Goal
Copy the entries below, replacing every "event-medium" with "event-mid" and leaving everything else unchanged.

----- Listed entries

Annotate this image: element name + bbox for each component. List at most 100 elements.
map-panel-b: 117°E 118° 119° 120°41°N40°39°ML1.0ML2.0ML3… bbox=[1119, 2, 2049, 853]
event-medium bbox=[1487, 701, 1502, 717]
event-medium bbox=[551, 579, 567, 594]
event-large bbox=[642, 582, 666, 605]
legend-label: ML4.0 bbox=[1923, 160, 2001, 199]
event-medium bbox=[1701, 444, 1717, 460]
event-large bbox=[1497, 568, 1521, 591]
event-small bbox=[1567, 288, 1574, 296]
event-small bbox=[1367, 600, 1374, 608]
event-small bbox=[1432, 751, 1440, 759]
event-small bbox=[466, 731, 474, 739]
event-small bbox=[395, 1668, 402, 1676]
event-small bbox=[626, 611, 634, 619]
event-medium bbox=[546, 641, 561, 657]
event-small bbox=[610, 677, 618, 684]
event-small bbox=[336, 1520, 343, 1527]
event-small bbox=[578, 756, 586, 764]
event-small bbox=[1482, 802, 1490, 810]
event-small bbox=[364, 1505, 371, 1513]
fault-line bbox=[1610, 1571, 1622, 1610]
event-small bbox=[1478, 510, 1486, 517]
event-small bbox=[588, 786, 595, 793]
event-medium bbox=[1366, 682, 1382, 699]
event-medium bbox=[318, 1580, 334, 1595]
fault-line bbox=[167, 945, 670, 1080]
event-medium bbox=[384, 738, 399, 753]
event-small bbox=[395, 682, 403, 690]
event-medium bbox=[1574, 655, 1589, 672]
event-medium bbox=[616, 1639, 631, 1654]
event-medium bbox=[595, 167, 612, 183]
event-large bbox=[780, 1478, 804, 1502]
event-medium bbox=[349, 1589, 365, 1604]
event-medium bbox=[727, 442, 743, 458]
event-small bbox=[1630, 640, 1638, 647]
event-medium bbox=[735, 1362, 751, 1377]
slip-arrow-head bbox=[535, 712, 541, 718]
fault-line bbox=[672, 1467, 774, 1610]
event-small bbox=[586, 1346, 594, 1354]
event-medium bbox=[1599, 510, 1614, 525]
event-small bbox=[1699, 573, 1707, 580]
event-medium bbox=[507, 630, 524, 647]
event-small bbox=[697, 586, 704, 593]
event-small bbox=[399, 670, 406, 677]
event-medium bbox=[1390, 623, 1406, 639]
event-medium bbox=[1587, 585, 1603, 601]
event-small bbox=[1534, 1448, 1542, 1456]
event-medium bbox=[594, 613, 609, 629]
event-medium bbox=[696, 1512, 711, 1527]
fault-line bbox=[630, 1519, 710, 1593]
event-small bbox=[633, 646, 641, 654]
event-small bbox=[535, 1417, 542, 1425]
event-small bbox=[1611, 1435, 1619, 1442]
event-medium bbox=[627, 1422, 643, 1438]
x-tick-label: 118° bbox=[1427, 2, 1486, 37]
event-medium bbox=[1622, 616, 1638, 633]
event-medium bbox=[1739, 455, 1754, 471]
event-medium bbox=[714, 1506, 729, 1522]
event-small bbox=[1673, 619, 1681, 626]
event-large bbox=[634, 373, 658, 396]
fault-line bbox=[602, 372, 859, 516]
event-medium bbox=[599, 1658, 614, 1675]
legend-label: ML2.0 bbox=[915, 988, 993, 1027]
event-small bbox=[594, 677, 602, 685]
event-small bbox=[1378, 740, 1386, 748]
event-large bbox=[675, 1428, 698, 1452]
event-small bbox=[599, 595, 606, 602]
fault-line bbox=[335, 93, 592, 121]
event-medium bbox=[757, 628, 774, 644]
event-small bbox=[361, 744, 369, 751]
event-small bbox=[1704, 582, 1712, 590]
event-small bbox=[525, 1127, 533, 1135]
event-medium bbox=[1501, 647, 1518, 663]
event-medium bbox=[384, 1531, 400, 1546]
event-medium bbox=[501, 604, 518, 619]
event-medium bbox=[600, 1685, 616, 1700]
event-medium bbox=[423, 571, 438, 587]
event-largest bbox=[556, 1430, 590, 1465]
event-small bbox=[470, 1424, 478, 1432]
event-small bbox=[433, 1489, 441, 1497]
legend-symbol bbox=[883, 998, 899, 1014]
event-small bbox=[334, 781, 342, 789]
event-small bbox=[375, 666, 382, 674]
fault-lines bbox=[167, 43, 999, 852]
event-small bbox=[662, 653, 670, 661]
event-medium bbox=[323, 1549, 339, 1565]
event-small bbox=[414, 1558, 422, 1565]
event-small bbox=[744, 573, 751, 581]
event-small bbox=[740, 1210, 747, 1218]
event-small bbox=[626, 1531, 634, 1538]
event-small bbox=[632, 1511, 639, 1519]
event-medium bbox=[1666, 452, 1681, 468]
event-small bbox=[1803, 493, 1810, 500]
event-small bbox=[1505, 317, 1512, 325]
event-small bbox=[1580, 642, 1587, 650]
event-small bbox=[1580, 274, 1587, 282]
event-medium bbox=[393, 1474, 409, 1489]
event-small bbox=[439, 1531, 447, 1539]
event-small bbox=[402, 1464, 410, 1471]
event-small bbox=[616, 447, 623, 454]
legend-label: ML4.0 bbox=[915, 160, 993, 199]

----------

Full solution
Annotate this image: element name + bbox for each component. List at most 100 elements.
map-panel-b: 117°E 118° 119° 120°41°N40°39°ML1.0ML2.0ML3… bbox=[1119, 2, 2049, 853]
event-mid bbox=[1487, 701, 1502, 717]
event-mid bbox=[551, 579, 567, 594]
event-large bbox=[642, 582, 666, 605]
legend-label: ML4.0 bbox=[1923, 160, 2001, 199]
event-mid bbox=[1701, 444, 1717, 460]
event-large bbox=[1497, 568, 1521, 591]
event-small bbox=[1567, 288, 1574, 296]
event-small bbox=[1367, 600, 1374, 608]
event-small bbox=[1432, 751, 1440, 759]
event-small bbox=[466, 731, 474, 739]
event-small bbox=[395, 1668, 402, 1676]
event-small bbox=[626, 611, 634, 619]
event-mid bbox=[546, 641, 561, 657]
event-small bbox=[610, 677, 618, 684]
event-small bbox=[336, 1520, 343, 1527]
event-small bbox=[578, 756, 586, 764]
event-small bbox=[1482, 802, 1490, 810]
event-small bbox=[364, 1505, 371, 1513]
fault-line bbox=[1610, 1571, 1622, 1610]
event-small bbox=[1478, 510, 1486, 517]
event-small bbox=[588, 786, 595, 793]
event-mid bbox=[1366, 682, 1382, 699]
event-mid bbox=[318, 1580, 334, 1595]
fault-line bbox=[167, 945, 670, 1080]
event-mid bbox=[384, 738, 399, 753]
event-small bbox=[395, 682, 403, 690]
event-mid bbox=[1574, 655, 1589, 672]
event-mid bbox=[616, 1639, 631, 1654]
event-mid bbox=[595, 167, 612, 183]
event-large bbox=[780, 1478, 804, 1502]
event-mid bbox=[349, 1589, 365, 1604]
event-mid bbox=[727, 442, 743, 458]
event-small bbox=[1630, 640, 1638, 647]
event-mid bbox=[735, 1362, 751, 1377]
slip-arrow-head bbox=[535, 712, 541, 718]
fault-line bbox=[672, 1467, 774, 1610]
event-small bbox=[586, 1346, 594, 1354]
event-mid bbox=[1599, 510, 1614, 525]
event-small bbox=[1699, 573, 1707, 580]
event-mid bbox=[507, 630, 524, 647]
event-small bbox=[697, 586, 704, 593]
event-small bbox=[399, 670, 406, 677]
event-mid bbox=[1390, 623, 1406, 639]
event-mid bbox=[1587, 585, 1603, 601]
event-small bbox=[1534, 1448, 1542, 1456]
event-mid bbox=[594, 613, 609, 629]
event-mid bbox=[696, 1512, 711, 1527]
fault-line bbox=[630, 1519, 710, 1593]
event-small bbox=[633, 646, 641, 654]
event-small bbox=[535, 1417, 542, 1425]
event-small bbox=[1611, 1435, 1619, 1442]
event-mid bbox=[627, 1422, 643, 1438]
x-tick-label: 118° bbox=[1427, 2, 1486, 37]
event-mid bbox=[1622, 616, 1638, 633]
event-mid bbox=[1739, 455, 1754, 471]
event-mid bbox=[714, 1506, 729, 1522]
event-small bbox=[1673, 619, 1681, 626]
event-large bbox=[634, 373, 658, 396]
fault-line bbox=[602, 372, 859, 516]
event-mid bbox=[599, 1658, 614, 1675]
legend-label: ML2.0 bbox=[915, 988, 993, 1027]
event-small bbox=[594, 677, 602, 685]
event-small bbox=[1378, 740, 1386, 748]
event-large bbox=[675, 1428, 698, 1452]
event-small bbox=[599, 595, 606, 602]
fault-line bbox=[335, 93, 592, 121]
event-mid bbox=[757, 628, 774, 644]
event-small bbox=[361, 744, 369, 751]
event-small bbox=[1704, 582, 1712, 590]
event-small bbox=[525, 1127, 533, 1135]
event-mid bbox=[1501, 647, 1518, 663]
event-mid bbox=[384, 1531, 400, 1546]
event-mid bbox=[501, 604, 518, 619]
event-mid bbox=[600, 1685, 616, 1700]
event-mid bbox=[423, 571, 438, 587]
event-largest bbox=[556, 1430, 590, 1465]
event-small bbox=[470, 1424, 478, 1432]
event-small bbox=[433, 1489, 441, 1497]
legend-symbol bbox=[883, 998, 899, 1014]
event-small bbox=[334, 781, 342, 789]
event-small bbox=[375, 666, 382, 674]
fault-lines bbox=[167, 43, 999, 852]
event-small bbox=[662, 653, 670, 661]
event-mid bbox=[323, 1549, 339, 1565]
event-small bbox=[414, 1558, 422, 1565]
event-small bbox=[744, 573, 751, 581]
event-small bbox=[740, 1210, 747, 1218]
event-small bbox=[626, 1531, 634, 1538]
event-small bbox=[632, 1511, 639, 1519]
event-mid bbox=[1666, 452, 1681, 468]
event-small bbox=[1803, 493, 1810, 500]
event-small bbox=[1505, 317, 1512, 325]
event-small bbox=[1580, 642, 1587, 650]
event-small bbox=[1580, 274, 1587, 282]
event-mid bbox=[393, 1474, 409, 1489]
event-small bbox=[439, 1531, 447, 1539]
event-small bbox=[402, 1464, 410, 1471]
event-small bbox=[616, 447, 623, 454]
legend-label: ML4.0 bbox=[915, 160, 993, 199]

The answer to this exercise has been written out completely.